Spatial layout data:
[START]
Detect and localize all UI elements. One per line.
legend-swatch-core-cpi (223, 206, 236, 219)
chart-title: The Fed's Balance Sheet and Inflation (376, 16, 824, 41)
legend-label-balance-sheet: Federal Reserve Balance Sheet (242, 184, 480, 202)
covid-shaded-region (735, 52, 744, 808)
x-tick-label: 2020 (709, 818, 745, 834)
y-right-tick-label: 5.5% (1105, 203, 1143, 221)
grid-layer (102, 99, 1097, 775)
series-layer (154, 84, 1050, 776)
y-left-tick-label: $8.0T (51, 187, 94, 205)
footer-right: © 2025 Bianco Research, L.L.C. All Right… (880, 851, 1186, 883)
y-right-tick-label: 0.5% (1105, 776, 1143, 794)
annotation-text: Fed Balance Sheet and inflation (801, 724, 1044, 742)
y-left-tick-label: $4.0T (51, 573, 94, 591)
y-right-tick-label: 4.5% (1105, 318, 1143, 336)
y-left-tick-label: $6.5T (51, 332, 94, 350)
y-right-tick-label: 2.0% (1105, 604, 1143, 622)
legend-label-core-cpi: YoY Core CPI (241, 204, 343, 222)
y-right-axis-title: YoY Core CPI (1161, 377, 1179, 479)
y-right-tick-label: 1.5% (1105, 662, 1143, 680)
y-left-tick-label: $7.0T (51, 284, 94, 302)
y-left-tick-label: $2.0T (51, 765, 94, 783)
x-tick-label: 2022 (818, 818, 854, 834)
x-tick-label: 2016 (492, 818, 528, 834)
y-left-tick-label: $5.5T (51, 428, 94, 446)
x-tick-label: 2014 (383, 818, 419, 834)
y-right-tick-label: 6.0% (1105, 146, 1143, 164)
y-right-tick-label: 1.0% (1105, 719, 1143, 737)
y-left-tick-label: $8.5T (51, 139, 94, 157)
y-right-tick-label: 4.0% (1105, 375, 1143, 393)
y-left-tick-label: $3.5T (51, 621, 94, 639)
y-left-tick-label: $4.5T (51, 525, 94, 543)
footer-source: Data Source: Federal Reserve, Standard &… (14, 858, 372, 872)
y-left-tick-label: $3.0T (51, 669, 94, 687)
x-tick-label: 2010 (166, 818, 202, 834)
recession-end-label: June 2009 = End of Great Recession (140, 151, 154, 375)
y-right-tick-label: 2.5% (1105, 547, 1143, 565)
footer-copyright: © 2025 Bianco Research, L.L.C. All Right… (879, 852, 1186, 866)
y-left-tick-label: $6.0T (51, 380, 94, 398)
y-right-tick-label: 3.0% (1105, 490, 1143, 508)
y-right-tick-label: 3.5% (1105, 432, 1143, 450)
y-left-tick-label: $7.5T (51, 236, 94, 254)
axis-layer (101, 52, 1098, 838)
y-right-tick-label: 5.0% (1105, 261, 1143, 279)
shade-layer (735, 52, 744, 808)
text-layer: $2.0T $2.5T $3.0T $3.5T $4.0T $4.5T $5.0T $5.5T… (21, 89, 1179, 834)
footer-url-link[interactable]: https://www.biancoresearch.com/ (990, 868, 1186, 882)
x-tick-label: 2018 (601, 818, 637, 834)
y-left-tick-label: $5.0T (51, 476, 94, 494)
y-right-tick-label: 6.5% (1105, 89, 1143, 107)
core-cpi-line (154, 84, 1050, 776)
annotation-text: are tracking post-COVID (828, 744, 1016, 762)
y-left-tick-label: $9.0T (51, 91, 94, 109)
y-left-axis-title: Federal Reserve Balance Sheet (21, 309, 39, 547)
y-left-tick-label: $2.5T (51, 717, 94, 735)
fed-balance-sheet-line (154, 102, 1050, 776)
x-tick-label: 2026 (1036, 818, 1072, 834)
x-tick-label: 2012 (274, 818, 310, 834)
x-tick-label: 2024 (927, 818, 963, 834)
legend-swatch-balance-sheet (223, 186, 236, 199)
[END]
TASK STATEMENT
Reproduce the whole listing above line for line, changing nothing.

THE OUTPUT
Detect and localize all UI elements. One per line.
legend-swatch-core-cpi (223, 206, 236, 219)
chart-title: The Fed's Balance Sheet and Inflation (376, 16, 824, 41)
legend-label-balance-sheet: Federal Reserve Balance Sheet (242, 184, 480, 202)
covid-shaded-region (735, 52, 744, 808)
x-tick-label: 2020 (709, 818, 745, 834)
y-right-tick-label: 5.5% (1105, 203, 1143, 221)
grid-layer (102, 99, 1097, 775)
series-layer (154, 84, 1050, 776)
y-left-tick-label: $8.0T (51, 187, 94, 205)
footer-right: © 2025 Bianco Research, L.L.C. All Right… (880, 851, 1186, 883)
y-right-tick-label: 0.5% (1105, 776, 1143, 794)
annotation-text: Fed Balance Sheet and inflation (801, 724, 1044, 742)
y-left-tick-label: $4.0T (51, 573, 94, 591)
y-right-tick-label: 4.5% (1105, 318, 1143, 336)
y-left-tick-label: $6.5T (51, 332, 94, 350)
y-right-tick-label: 2.0% (1105, 604, 1143, 622)
legend-label-core-cpi: YoY Core CPI (241, 204, 343, 222)
y-right-axis-title: YoY Core CPI (1161, 377, 1179, 479)
y-right-tick-label: 1.5% (1105, 662, 1143, 680)
y-left-tick-label: $7.0T (51, 284, 94, 302)
y-left-tick-label: $2.0T (51, 765, 94, 783)
x-tick-label: 2022 (818, 818, 854, 834)
x-tick-label: 2016 (492, 818, 528, 834)
y-left-tick-label: $5.5T (51, 428, 94, 446)
x-tick-label: 2014 (383, 818, 419, 834)
y-right-tick-label: 6.0% (1105, 146, 1143, 164)
y-right-tick-label: 1.0% (1105, 719, 1143, 737)
y-left-tick-label: $8.5T (51, 139, 94, 157)
y-right-tick-label: 4.0% (1105, 375, 1143, 393)
y-left-tick-label: $3.5T (51, 621, 94, 639)
y-left-tick-label: $4.5T (51, 525, 94, 543)
footer-source: Data Source: Federal Reserve, Standard &… (14, 858, 372, 872)
y-left-tick-label: $3.0T (51, 669, 94, 687)
x-tick-label: 2010 (166, 818, 202, 834)
recession-end-label: June 2009 = End of Great Recession (140, 151, 154, 375)
y-right-tick-label: 2.5% (1105, 547, 1143, 565)
footer-copyright: © 2025 Bianco Research, L.L.C. All Right… (879, 852, 1186, 866)
y-left-tick-label: $6.0T (51, 380, 94, 398)
y-right-tick-label: 3.0% (1105, 490, 1143, 508)
y-right-tick-label: 3.5% (1105, 432, 1143, 450)
y-left-tick-label: $7.5T (51, 236, 94, 254)
axis-layer (101, 52, 1098, 838)
y-right-tick-label: 5.0% (1105, 261, 1143, 279)
shade-layer (735, 52, 744, 808)
text-layer: $2.0T $2.5T $3.0T $3.5T $4.0T $4.5T $5.0T $5.5T… (21, 89, 1179, 834)
footer-url-link[interactable]: https://www.biancoresearch.com/ (990, 868, 1186, 882)
x-tick-label: 2018 (601, 818, 637, 834)
y-left-tick-label: $5.0T (51, 476, 94, 494)
y-right-tick-label: 6.5% (1105, 89, 1143, 107)
core-cpi-line (154, 84, 1050, 776)
annotation-text: are tracking post-COVID (828, 744, 1016, 762)
y-left-tick-label: $9.0T (51, 91, 94, 109)
y-left-axis-title: Federal Reserve Balance Sheet (21, 309, 39, 547)
y-left-tick-label: $2.5T (51, 717, 94, 735)
fed-balance-sheet-line (154, 102, 1050, 776)
x-tick-label: 2026 (1036, 818, 1072, 834)
x-tick-label: 2012 (274, 818, 310, 834)
x-tick-label: 2024 (927, 818, 963, 834)
legend-swatch-balance-sheet (223, 186, 236, 199)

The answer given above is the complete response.